━━━━━ INPUT RECORDS

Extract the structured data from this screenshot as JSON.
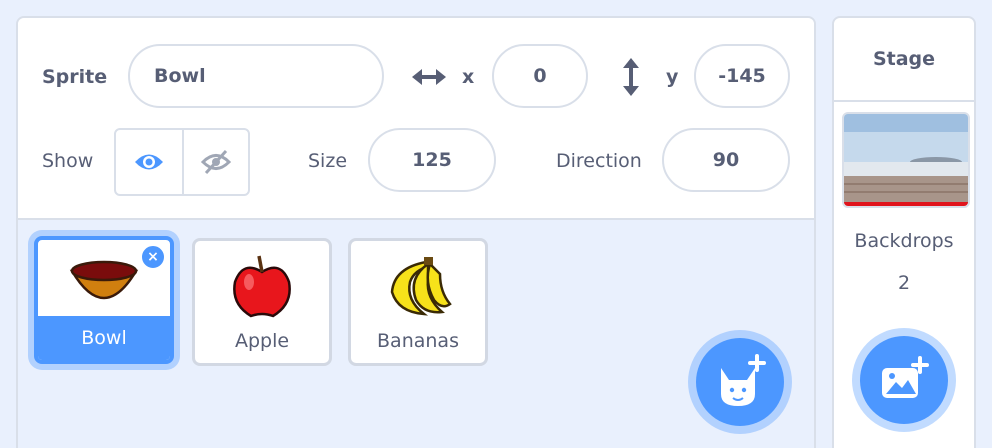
{
  "sprite_info": {
    "sprite_label": "Sprite",
    "sprite_name": "Bowl",
    "x_label": "x",
    "x_value": "0",
    "y_label": "y",
    "y_value": "-145",
    "show_label": "Show",
    "show_visible": true,
    "size_label": "Size",
    "size_value": "125",
    "direction_label": "Direction",
    "direction_value": "90"
  },
  "sprites": [
    {
      "name": "Bowl",
      "selected": true
    },
    {
      "name": "Apple",
      "selected": false
    },
    {
      "name": "Bananas",
      "selected": false
    }
  ],
  "icons": {
    "x_axis": "horizontal-arrows-icon",
    "y_axis": "vertical-arrows-icon",
    "show": "eye-icon",
    "hide": "eye-slash-icon",
    "delete": "close-icon",
    "add_sprite": "cat-plus-icon",
    "add_backdrop": "image-plus-icon"
  },
  "stage": {
    "title": "Stage",
    "backdrops_label": "Backdrops",
    "backdrops_count": "2"
  },
  "colors": {
    "accent": "#4c97ff",
    "text": "#575e75",
    "border": "#d9dfe9",
    "background": "#e9f0fd"
  }
}
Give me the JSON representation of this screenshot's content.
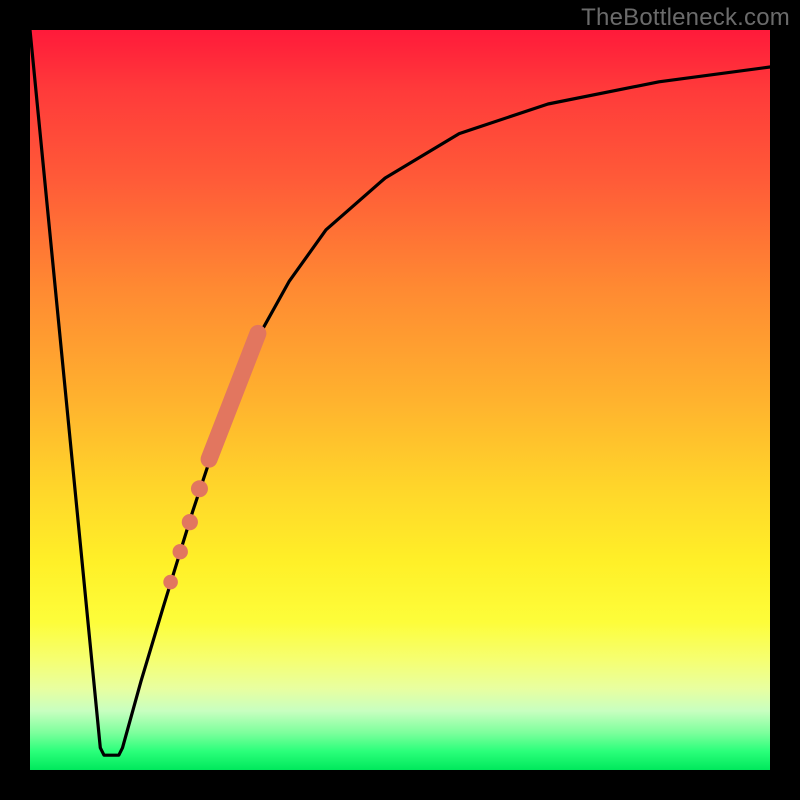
{
  "watermark": "TheBottleneck.com",
  "colors": {
    "frame": "#000000",
    "curve": "#000000",
    "marker": "#e2765f",
    "gradient_stops": [
      "#ff1a3a",
      "#ff3a3a",
      "#ff5a38",
      "#ff8a32",
      "#ffb22e",
      "#ffd62a",
      "#fff028",
      "#fdfd3a",
      "#f6ff70",
      "#e8ffa0",
      "#c8ffc0",
      "#7cff9c",
      "#2aff7a",
      "#00e85c"
    ]
  },
  "chart_data": {
    "type": "line",
    "title": "",
    "xlabel": "",
    "ylabel": "",
    "xlim": [
      0,
      100
    ],
    "ylim": [
      0,
      100
    ],
    "curve": [
      {
        "x": 0,
        "y": 100
      },
      {
        "x": 9.5,
        "y": 3
      },
      {
        "x": 10,
        "y": 2
      },
      {
        "x": 12,
        "y": 2
      },
      {
        "x": 12.5,
        "y": 3
      },
      {
        "x": 15,
        "y": 12
      },
      {
        "x": 18,
        "y": 22
      },
      {
        "x": 22,
        "y": 35
      },
      {
        "x": 26,
        "y": 47
      },
      {
        "x": 30,
        "y": 57
      },
      {
        "x": 35,
        "y": 66
      },
      {
        "x": 40,
        "y": 73
      },
      {
        "x": 48,
        "y": 80
      },
      {
        "x": 58,
        "y": 86
      },
      {
        "x": 70,
        "y": 90
      },
      {
        "x": 85,
        "y": 93
      },
      {
        "x": 100,
        "y": 95
      }
    ],
    "marker_segment": {
      "start": {
        "x": 24.2,
        "y": 42
      },
      "end": {
        "x": 30.8,
        "y": 59
      }
    },
    "marker_dots": [
      {
        "x": 22.9,
        "y": 38
      },
      {
        "x": 21.6,
        "y": 33.5
      },
      {
        "x": 20.3,
        "y": 29.5
      },
      {
        "x": 19.0,
        "y": 25.4
      }
    ]
  }
}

━━━━━━━━━━

> [EXERCISE] In your copy, repeat each record exactly and include no pictures.

> [REPLY]
Extract the structured data from this screenshot as JSON.
{
  "sprite_info": {
    "sprite_label": "Sprite",
    "sprite_name": "Bowl",
    "x_label": "x",
    "x_value": "0",
    "y_label": "y",
    "y_value": "-145",
    "show_label": "Show",
    "show_visible": true,
    "size_label": "Size",
    "size_value": "125",
    "direction_label": "Direction",
    "direction_value": "90"
  },
  "sprites": [
    {
      "name": "Bowl",
      "selected": true
    },
    {
      "name": "Apple",
      "selected": false
    },
    {
      "name": "Bananas",
      "selected": false
    }
  ],
  "icons": {
    "x_axis": "horizontal-arrows-icon",
    "y_axis": "vertical-arrows-icon",
    "show": "eye-icon",
    "hide": "eye-slash-icon",
    "delete": "close-icon",
    "add_sprite": "cat-plus-icon",
    "add_backdrop": "image-plus-icon"
  },
  "stage": {
    "title": "Stage",
    "backdrops_label": "Backdrops",
    "backdrops_count": "2"
  },
  "colors": {
    "accent": "#4c97ff",
    "text": "#575e75",
    "border": "#d9dfe9",
    "background": "#e9f0fd"
  }
}
Give me the JSON representation of this screenshot's content.
{
  "watermark": "TheBottleneck.com",
  "colors": {
    "frame": "#000000",
    "curve": "#000000",
    "marker": "#e2765f",
    "gradient_stops": [
      "#ff1a3a",
      "#ff3a3a",
      "#ff5a38",
      "#ff8a32",
      "#ffb22e",
      "#ffd62a",
      "#fff028",
      "#fdfd3a",
      "#f6ff70",
      "#e8ffa0",
      "#c8ffc0",
      "#7cff9c",
      "#2aff7a",
      "#00e85c"
    ]
  },
  "chart_data": {
    "type": "line",
    "title": "",
    "xlabel": "",
    "ylabel": "",
    "xlim": [
      0,
      100
    ],
    "ylim": [
      0,
      100
    ],
    "curve": [
      {
        "x": 0,
        "y": 100
      },
      {
        "x": 9.5,
        "y": 3
      },
      {
        "x": 10,
        "y": 2
      },
      {
        "x": 12,
        "y": 2
      },
      {
        "x": 12.5,
        "y": 3
      },
      {
        "x": 15,
        "y": 12
      },
      {
        "x": 18,
        "y": 22
      },
      {
        "x": 22,
        "y": 35
      },
      {
        "x": 26,
        "y": 47
      },
      {
        "x": 30,
        "y": 57
      },
      {
        "x": 35,
        "y": 66
      },
      {
        "x": 40,
        "y": 73
      },
      {
        "x": 48,
        "y": 80
      },
      {
        "x": 58,
        "y": 86
      },
      {
        "x": 70,
        "y": 90
      },
      {
        "x": 85,
        "y": 93
      },
      {
        "x": 100,
        "y": 95
      }
    ],
    "marker_segment": {
      "start": {
        "x": 24.2,
        "y": 42
      },
      "end": {
        "x": 30.8,
        "y": 59
      }
    },
    "marker_dots": [
      {
        "x": 22.9,
        "y": 38
      },
      {
        "x": 21.6,
        "y": 33.5
      },
      {
        "x": 20.3,
        "y": 29.5
      },
      {
        "x": 19.0,
        "y": 25.4
      }
    ]
  }
}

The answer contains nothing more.